* _EXERCISE DESCRIPTION_: Report every line in the listing that contains the string "Outflow".

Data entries
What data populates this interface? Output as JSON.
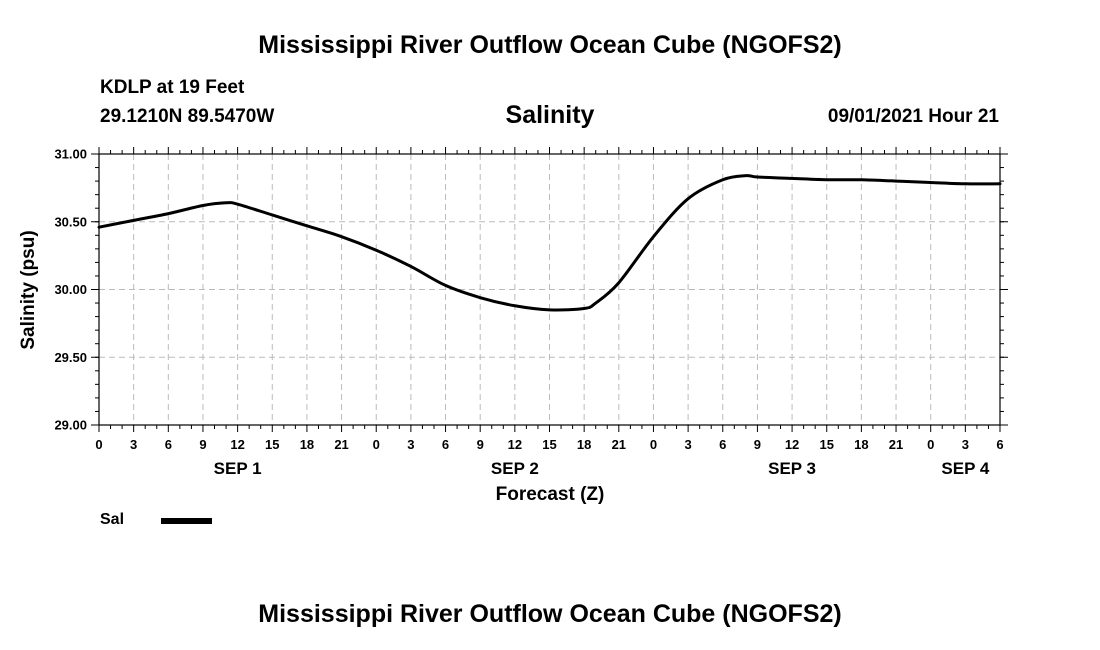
{
  "header": {
    "title": "Mississippi River Outflow Ocean Cube (NGOFS2)",
    "station": "KDLP at 19 Feet",
    "coords": "29.1210N  89.5470W",
    "variable": "Salinity",
    "datetime": "09/01/2021 Hour 21"
  },
  "footer": {
    "title": "Mississippi River Outflow Ocean Cube (NGOFS2)"
  },
  "legend": {
    "label": "Sal"
  },
  "chart_data": {
    "type": "line",
    "title": "Salinity",
    "xlabel": "Forecast (Z)",
    "ylabel": "Salinity (psu)",
    "xlim": [
      0,
      78
    ],
    "ylim": [
      29.0,
      31.0
    ],
    "yticks": [
      "29.00",
      "29.50",
      "30.00",
      "30.50",
      "31.00"
    ],
    "xticks": [
      "0",
      "3",
      "6",
      "9",
      "12",
      "15",
      "18",
      "21",
      "0",
      "3",
      "6",
      "9",
      "12",
      "15",
      "18",
      "21",
      "0",
      "3",
      "6",
      "9",
      "12",
      "15",
      "18",
      "21",
      "0",
      "3",
      "6"
    ],
    "day_labels": [
      {
        "label": "SEP 1",
        "hour": 12
      },
      {
        "label": "SEP 2",
        "hour": 36
      },
      {
        "label": "SEP 3",
        "hour": 60
      },
      {
        "label": "SEP 4",
        "hour": 75
      }
    ],
    "grid": true,
    "series": [
      {
        "name": "Sal",
        "x": [
          0,
          3,
          6,
          9,
          11,
          12,
          15,
          18,
          21,
          24,
          27,
          30,
          33,
          36,
          39,
          42,
          43,
          45,
          48,
          51,
          54,
          56,
          57,
          60,
          63,
          66,
          69,
          72,
          75,
          78
        ],
        "values": [
          30.46,
          30.51,
          30.56,
          30.62,
          30.64,
          30.63,
          30.55,
          30.47,
          30.39,
          30.29,
          30.17,
          30.03,
          29.94,
          29.88,
          29.85,
          29.86,
          29.9,
          30.05,
          30.39,
          30.67,
          30.81,
          30.84,
          30.83,
          30.82,
          30.81,
          30.81,
          30.8,
          30.79,
          30.78,
          30.78
        ]
      }
    ]
  }
}
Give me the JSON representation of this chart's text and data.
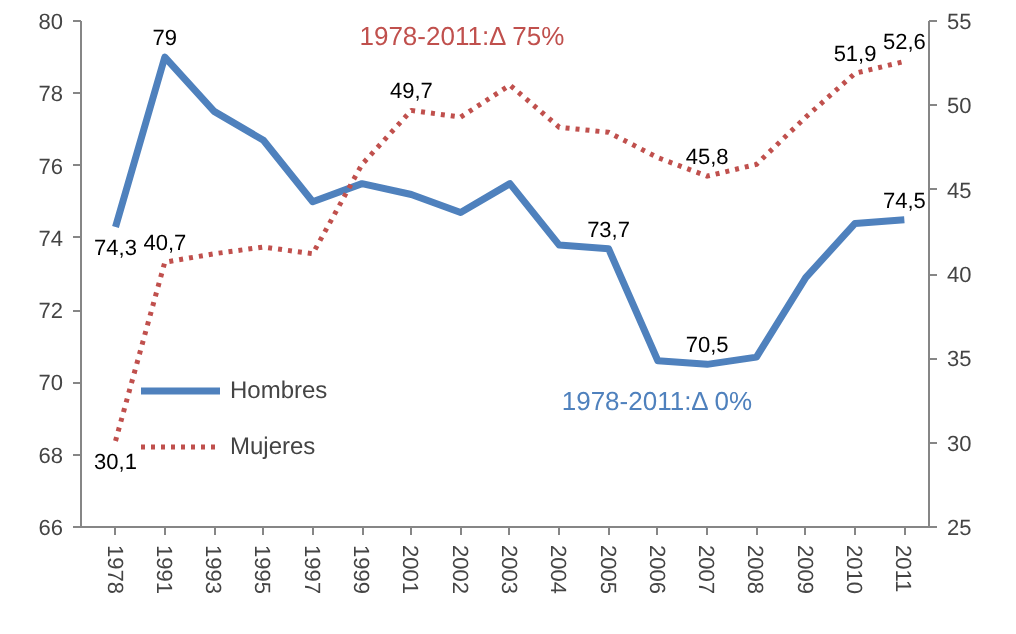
{
  "chart_data": {
    "type": "line",
    "categories": [
      "1978",
      "1991",
      "1993",
      "1995",
      "1997",
      "1999",
      "2001",
      "2002",
      "2003",
      "2004",
      "2005",
      "2006",
      "2007",
      "2008",
      "2009",
      "2010",
      "2011"
    ],
    "series": [
      {
        "name": "Hombres",
        "color": "#4f81bd",
        "line_style": "solid",
        "values": [
          74.3,
          79,
          77.5,
          76.7,
          75.0,
          75.5,
          75.2,
          74.7,
          75.5,
          73.8,
          73.7,
          70.6,
          70.5,
          70.7,
          72.9,
          74.4,
          74.5
        ],
        "value_labels": [
          "74,3",
          "79",
          null,
          null,
          null,
          null,
          null,
          null,
          null,
          null,
          "73,7",
          null,
          "70,5",
          null,
          null,
          null,
          "74,5"
        ]
      },
      {
        "name": "Mujeres",
        "color": "#c0504d",
        "line_style": "dotted",
        "axis": "y2",
        "values": [
          30.1,
          40.7,
          41.2,
          41.6,
          41.2,
          46.5,
          49.7,
          49.3,
          51.2,
          48.7,
          48.4,
          46.9,
          45.8,
          46.5,
          49.3,
          51.9,
          52.6
        ],
        "value_labels": [
          "30,1",
          "40,7",
          null,
          null,
          null,
          null,
          "49,7",
          null,
          null,
          null,
          null,
          null,
          "45,8",
          null,
          null,
          "51,9",
          "52,6"
        ]
      }
    ],
    "ylim": [
      66,
      80
    ],
    "yticks": [
      66,
      68,
      70,
      72,
      74,
      76,
      78,
      80
    ],
    "y2lim": [
      25,
      55
    ],
    "y2ticks": [
      25,
      30,
      35,
      40,
      45,
      50,
      55
    ],
    "annotations": [
      "1978-2011:Δ 0%",
      "1978-2011:Δ 75%"
    ],
    "legend": "bottom left",
    "grid": false,
    "marker": "none"
  }
}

* _WRITTEN SOLUTION_:
    "title": "Mississippi River Outflow Ocean Cube (NGOFS2)",
    "title": "Mississippi River Outflow Ocean Cube (NGOFS2)"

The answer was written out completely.